What this task involves: All records are to be retyped faithfully and completely.

--- Start of Provided data ---

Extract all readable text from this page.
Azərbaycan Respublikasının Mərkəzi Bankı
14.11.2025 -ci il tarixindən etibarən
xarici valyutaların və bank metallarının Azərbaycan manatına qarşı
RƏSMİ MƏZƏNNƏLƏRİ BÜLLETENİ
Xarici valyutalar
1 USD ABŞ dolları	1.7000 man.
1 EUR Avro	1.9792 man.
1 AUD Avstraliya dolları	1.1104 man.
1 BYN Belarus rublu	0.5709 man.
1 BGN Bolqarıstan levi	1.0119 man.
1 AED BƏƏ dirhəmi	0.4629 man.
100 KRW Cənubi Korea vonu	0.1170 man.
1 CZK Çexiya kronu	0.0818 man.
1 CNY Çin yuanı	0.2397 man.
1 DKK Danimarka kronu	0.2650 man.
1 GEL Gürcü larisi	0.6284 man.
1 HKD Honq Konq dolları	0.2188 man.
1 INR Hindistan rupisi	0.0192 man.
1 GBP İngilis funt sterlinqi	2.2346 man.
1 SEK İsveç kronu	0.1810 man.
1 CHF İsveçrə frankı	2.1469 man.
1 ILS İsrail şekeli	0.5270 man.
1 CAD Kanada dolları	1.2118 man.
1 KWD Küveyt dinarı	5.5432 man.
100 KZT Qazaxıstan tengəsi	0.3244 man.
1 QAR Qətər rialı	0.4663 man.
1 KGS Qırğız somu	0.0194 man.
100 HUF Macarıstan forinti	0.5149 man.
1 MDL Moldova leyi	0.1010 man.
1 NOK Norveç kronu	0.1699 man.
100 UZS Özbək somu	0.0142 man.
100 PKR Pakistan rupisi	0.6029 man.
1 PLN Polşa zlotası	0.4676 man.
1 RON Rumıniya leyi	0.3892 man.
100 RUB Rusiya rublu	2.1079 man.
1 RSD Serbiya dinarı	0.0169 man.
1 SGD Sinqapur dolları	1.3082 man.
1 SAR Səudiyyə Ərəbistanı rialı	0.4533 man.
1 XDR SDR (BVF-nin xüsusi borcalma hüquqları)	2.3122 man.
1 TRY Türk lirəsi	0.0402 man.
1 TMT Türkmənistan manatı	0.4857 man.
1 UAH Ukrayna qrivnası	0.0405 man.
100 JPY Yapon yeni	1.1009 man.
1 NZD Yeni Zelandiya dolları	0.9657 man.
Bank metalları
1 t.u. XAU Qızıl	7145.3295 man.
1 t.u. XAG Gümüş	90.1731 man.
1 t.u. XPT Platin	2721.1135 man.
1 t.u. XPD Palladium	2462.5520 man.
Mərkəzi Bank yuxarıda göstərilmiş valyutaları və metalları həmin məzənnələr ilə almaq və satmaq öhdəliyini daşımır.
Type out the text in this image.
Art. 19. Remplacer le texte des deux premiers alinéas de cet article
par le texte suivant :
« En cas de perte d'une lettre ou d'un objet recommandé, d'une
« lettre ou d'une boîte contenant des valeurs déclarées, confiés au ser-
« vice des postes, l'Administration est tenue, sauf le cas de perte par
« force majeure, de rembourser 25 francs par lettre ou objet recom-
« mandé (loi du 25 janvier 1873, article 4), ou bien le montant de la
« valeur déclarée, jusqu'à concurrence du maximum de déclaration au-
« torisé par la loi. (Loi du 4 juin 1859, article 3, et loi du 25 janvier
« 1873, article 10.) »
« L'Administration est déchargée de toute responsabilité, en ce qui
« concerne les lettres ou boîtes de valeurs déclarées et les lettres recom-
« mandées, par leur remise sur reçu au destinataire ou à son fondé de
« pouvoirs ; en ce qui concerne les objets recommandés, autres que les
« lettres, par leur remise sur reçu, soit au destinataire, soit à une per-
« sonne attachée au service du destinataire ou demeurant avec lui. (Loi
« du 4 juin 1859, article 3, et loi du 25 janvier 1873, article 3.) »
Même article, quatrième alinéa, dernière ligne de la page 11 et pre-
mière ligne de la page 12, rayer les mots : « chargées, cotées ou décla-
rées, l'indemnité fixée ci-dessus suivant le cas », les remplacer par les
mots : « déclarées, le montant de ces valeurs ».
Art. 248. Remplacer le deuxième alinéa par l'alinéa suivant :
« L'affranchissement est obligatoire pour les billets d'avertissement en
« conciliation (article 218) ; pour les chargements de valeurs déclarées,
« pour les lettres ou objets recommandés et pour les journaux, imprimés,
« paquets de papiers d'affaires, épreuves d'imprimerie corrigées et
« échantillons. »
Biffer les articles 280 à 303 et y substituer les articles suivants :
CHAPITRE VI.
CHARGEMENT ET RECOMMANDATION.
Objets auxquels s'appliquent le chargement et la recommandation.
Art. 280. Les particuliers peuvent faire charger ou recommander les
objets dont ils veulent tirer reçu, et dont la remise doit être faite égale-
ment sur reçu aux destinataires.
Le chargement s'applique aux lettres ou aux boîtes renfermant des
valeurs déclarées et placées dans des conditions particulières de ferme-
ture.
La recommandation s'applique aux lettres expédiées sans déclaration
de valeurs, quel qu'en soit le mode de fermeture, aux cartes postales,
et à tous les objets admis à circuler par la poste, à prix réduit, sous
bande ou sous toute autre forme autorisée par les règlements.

--- End of Provided data ---

Solved problem:
Extract all readable text from this page.
Azərbaycan Respublikasının Mərkəzi Bankı
14.11.2025 -ci il tarixindən etibarən
xarici valyutaların və bank metallarının Azərbaycan manatına qarşı
RƏSMİ MƏZƏNNƏLƏRİ BÜLLETENİ
Xarici valyutalar
1 USD ABŞ dolları	1.7000 man.
1 EUR Avro	1.9792 man.
1 AUD Avstraliya dolları	1.1104 man.
1 BYN Belarus rublu	0.5709 man.
1 BGN Bolqarıstan levi	1.0119 man.
1 AED BƏƏ dirhəmi	0.4629 man.
100 KRW Cənubi Korea vonu	0.1170 man.
1 CZK Çexiya kronu	0.0818 man.
1 CNY Çin yuanı	0.2397 man.
1 DKK Danimarka kronu	0.2650 man.
1 GEL Gürcü larisi	0.6284 man.
1 HKD Honq Konq dolları	0.2188 man.
1 INR Hindistan rupisi	0.0192 man.
1 GBP İngilis funt sterlinqi	2.2346 man.
1 SEK İsveç kronu	0.1810 man.
1 CHF İsveçrə frankı	2.1469 man.
1 ILS İsrail şekeli	0.5270 man.
1 CAD Kanada dolları	1.2118 man.
1 KWD Küveyt dinarı	5.5432 man.
100 KZT Qazaxıstan tengəsi	0.3244 man.
1 QAR Qətər rialı	0.4663 man.
1 KGS Qırğız somu	0.0194 man.
100 HUF Macarıstan forinti	0.5149 man.
1 MDL Moldova leyi	0.1010 man.
1 NOK Norveç kronu	0.1699 man.
100 UZS Özbək somu	0.0142 man.
100 PKR Pakistan rupisi	0.6029 man.
1 PLN Polşa zlotası	0.4676 man.
1 RON Rumıniya leyi	0.3892 man.
100 RUB Rusiya rublu	2.1079 man.
1 RSD Serbiya dinarı	0.0169 man.
1 SGD Sinqapur dolları	1.3082 man.
1 SAR Səudiyyə Ərəbistanı rialı	0.4533 man.
1 XDR SDR (BVF-nin xüsusi borcalma hüquqları)	2.3122 man.
1 TRY Türk lirəsi	0.0402 man.
1 TMT Türkmənistan manatı	0.4857 man.
1 UAH Ukrayna qrivnası	0.0405 man.
100 JPY Yapon yeni	1.1009 man.
1 NZD Yeni Zelandiya dolları	0.9657 man.
Bank metalları
1 t.u. XAU Qızıl	7145.3295 man.
1 t.u. XAG Gümüş	90.1731 man.
1 t.u. XPT Platin	2721.1135 man.
1 t.u. XPD Palladium	2462.5520 man.
Mərkəzi Bank yuxarıda göstərilmiş valyutaları və metalları həmin məzənnələr ilə almaq və satmaq öhdəliyini daşımır.
Type out the text in this image.
Art. 19. Remplacer le texte des deux premiers alinéas de cet article
par le texte suivant :
« En cas de perte d'une lettre ou d'un objet recommandé, d'une
« lettre ou d'une boîte contenant des valeurs déclarées, confiés au ser-
« vice des postes, l'Administration est tenue, sauf le cas de perte par
« force majeure, de rembourser 25 francs par lettre ou objet recom-
« mandé (loi du 25 janvier 1873, article 4), ou bien le montant de la
« valeur déclarée, jusqu'à concurrence du maximum de déclaration au-
« torisé par la loi. (Loi du 4 juin 1859, article 3, et loi du 25 janvier
« 1873, article 10.) »
« L'Administration est déchargée de toute responsabilité, en ce qui
« concerne les lettres ou boîtes de valeurs déclarées et les lettres recom-
« mandées, par leur remise sur reçu au destinataire ou à son fondé de
« pouvoirs ; en ce qui concerne les objets recommandés, autres que les
« lettres, par leur remise sur reçu, soit au destinataire, soit à une per-
« sonne attachée au service du destinataire ou demeurant avec lui. (Loi
« du 4 juin 1859, article 3, et loi du 25 janvier 1873, article 3.) »
Même article, quatrième alinéa, dernière ligne de la page 11 et pre-
mière ligne de la page 12, rayer les mots : « chargées, cotées ou décla-
rées, l'indemnité fixée ci-dessus suivant le cas », les remplacer par les
mots : « déclarées, le montant de ces valeurs ».
Art. 248. Remplacer le deuxième alinéa par l'alinéa suivant :
« L'affranchissement est obligatoire pour les billets d'avertissement en
« conciliation (article 218) ; pour les chargements de valeurs déclarées,
« pour les lettres ou objets recommandés et pour les journaux, imprimés,
« paquets de papiers d'affaires, épreuves d'imprimerie corrigées et
« échantillons. »
Biffer les articles 280 à 303 et y substituer les articles suivants :
CHAPITRE VI.
CHARGEMENT ET RECOMMANDATION.
Objets auxquels s'appliquent le chargement et la recommandation.
Art. 280. Les particuliers peuvent faire charger ou recommander les
objets dont ils veulent tirer reçu, et dont la remise doit être faite égale-
ment sur reçu aux destinataires.
Le chargement s'applique aux lettres ou aux boîtes renfermant des
valeurs déclarées et placées dans des conditions particulières de ferme-
ture.
La recommandation s'applique aux lettres expédiées sans déclaration
de valeurs, quel qu'en soit le mode de fermeture, aux cartes postales,
et à tous les objets admis à circuler par la poste, à prix réduit, sous
bande ou sous toute autre forme autorisée par les règlements.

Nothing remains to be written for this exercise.